(Collected data entries)
◆ ◆ ◆
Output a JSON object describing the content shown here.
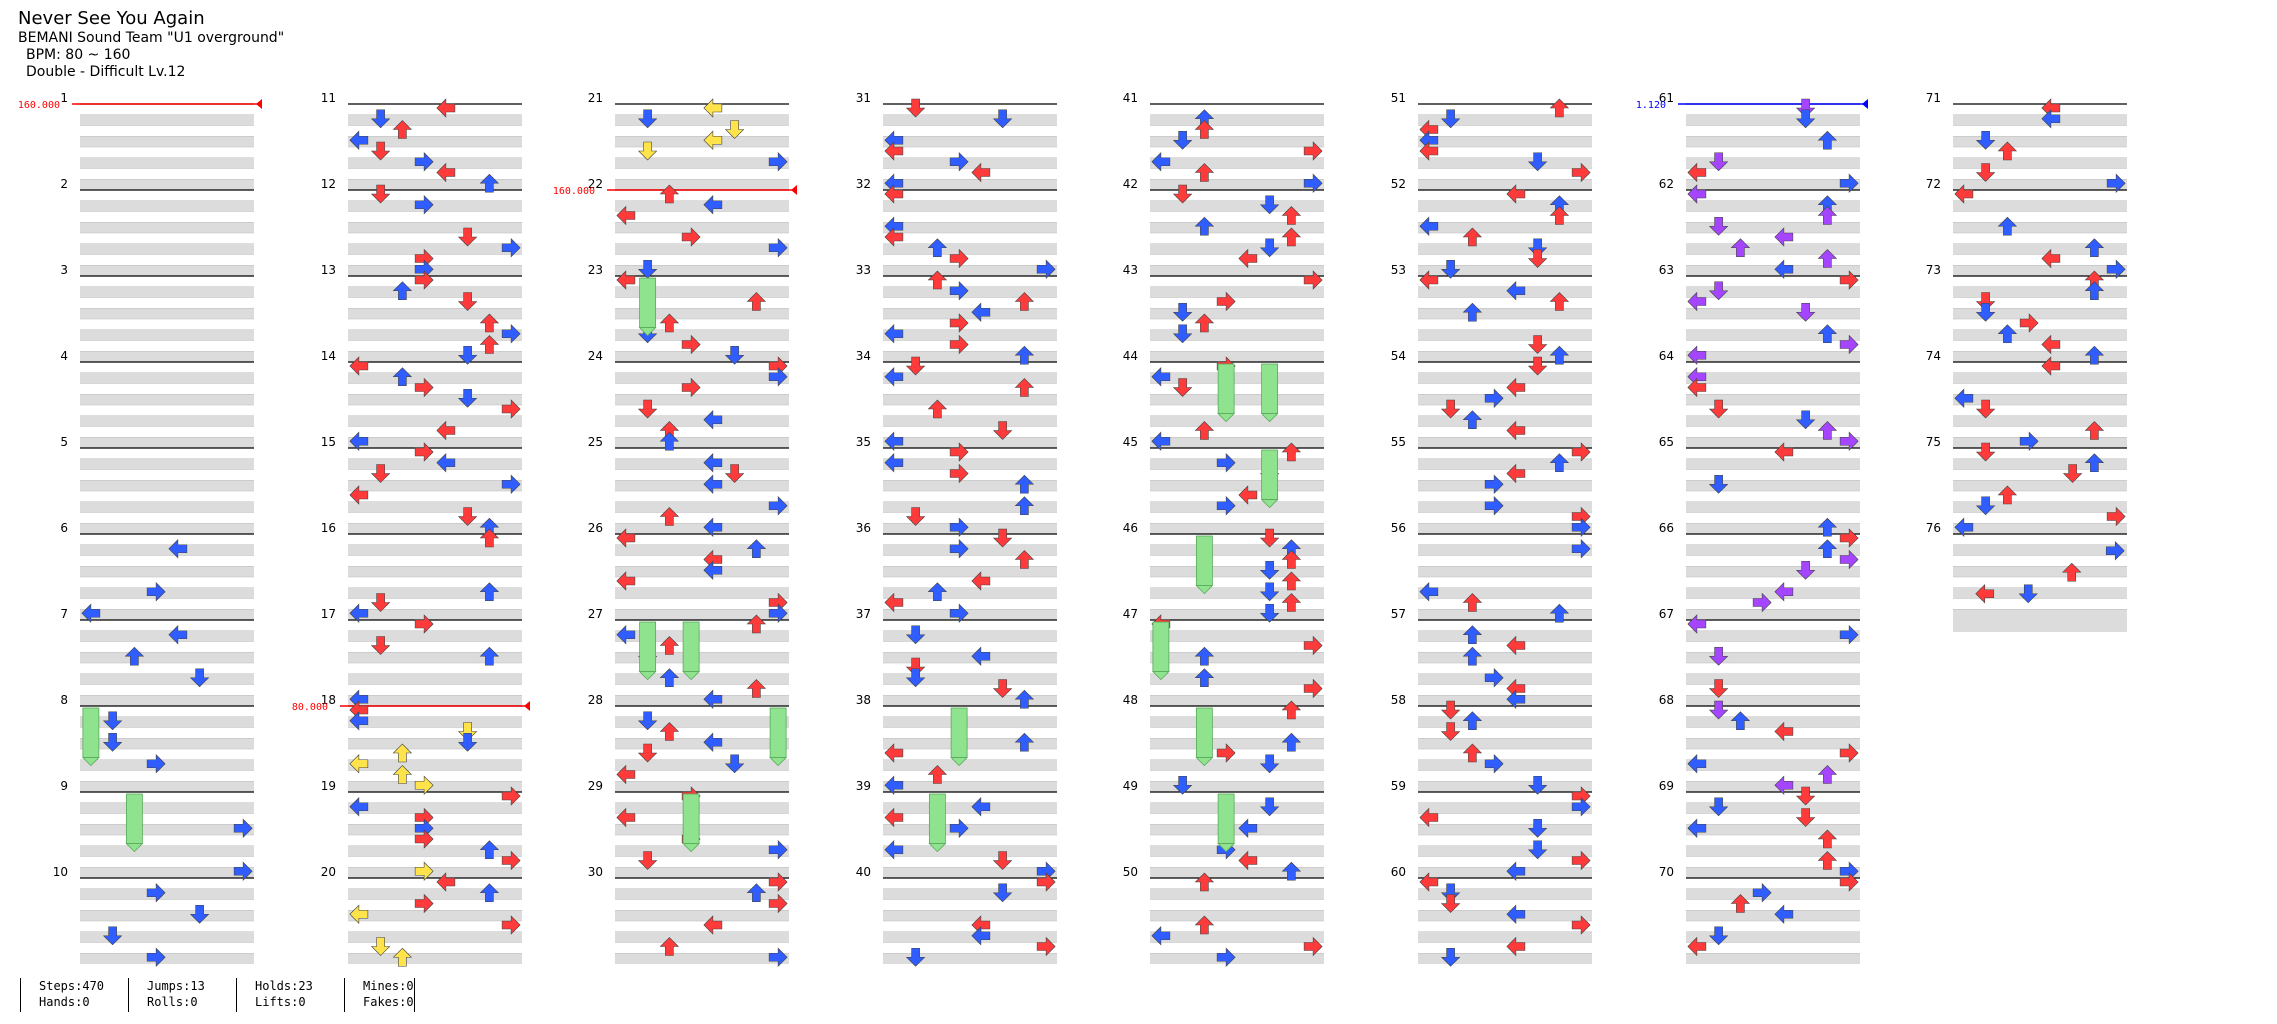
{
  "song": {
    "title": "Never See You Again",
    "artist": "BEMANI Sound Team \"U1 overground\"",
    "bpm": "BPM: 80 ~ 160",
    "chart": "Double - Difficult Lv.12"
  },
  "colors": {
    "red": "#ff3a3a",
    "blue": "#2f5dff",
    "purple": "#a545ff",
    "yellow": "#ffe34a",
    "hold": "#8fe38f",
    "bpm_marker": "#ff0000",
    "speed_marker": "#0000ff"
  },
  "measures": [
    "1",
    "2",
    "3",
    "4",
    "5",
    "6",
    "7",
    "8",
    "9",
    "10",
    "11",
    "12",
    "13",
    "14",
    "15",
    "16",
    "17",
    "18",
    "19",
    "20",
    "21",
    "22",
    "23",
    "24",
    "25",
    "26",
    "27",
    "28",
    "29",
    "30",
    "31",
    "32",
    "33",
    "34",
    "35",
    "36",
    "37",
    "38",
    "39",
    "40",
    "41",
    "42",
    "43",
    "44",
    "45",
    "46",
    "47",
    "48",
    "49",
    "50",
    "51",
    "52",
    "53",
    "54",
    "55",
    "56",
    "57",
    "58",
    "59",
    "60",
    "61",
    "62",
    "63",
    "64",
    "65",
    "66",
    "67",
    "68",
    "69",
    "70",
    "71",
    "72",
    "73",
    "74",
    "75",
    "76"
  ],
  "markers": [
    {
      "measure": 1,
      "label": "160.000",
      "kind": "bpm"
    },
    {
      "measure": 18,
      "label": "80.000",
      "kind": "bpm"
    },
    {
      "measure": 22,
      "label": "160.000",
      "kind": "bpm"
    },
    {
      "measure": 61,
      "label": "1.120",
      "kind": "speed"
    }
  ],
  "stats": {
    "steps": "Steps:470",
    "hands": "Hands:0",
    "jumps": "Jumps:13",
    "rolls": "Rolls:0",
    "holds": "Holds:23",
    "lifts": "Lifts:0",
    "mines": "Mines:0",
    "fakes": "Fakes:0"
  }
}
◆ ◆ ◆
* Written problem: Give only the number of lines in the material above where the string "label" appears.

* Result of the task: 4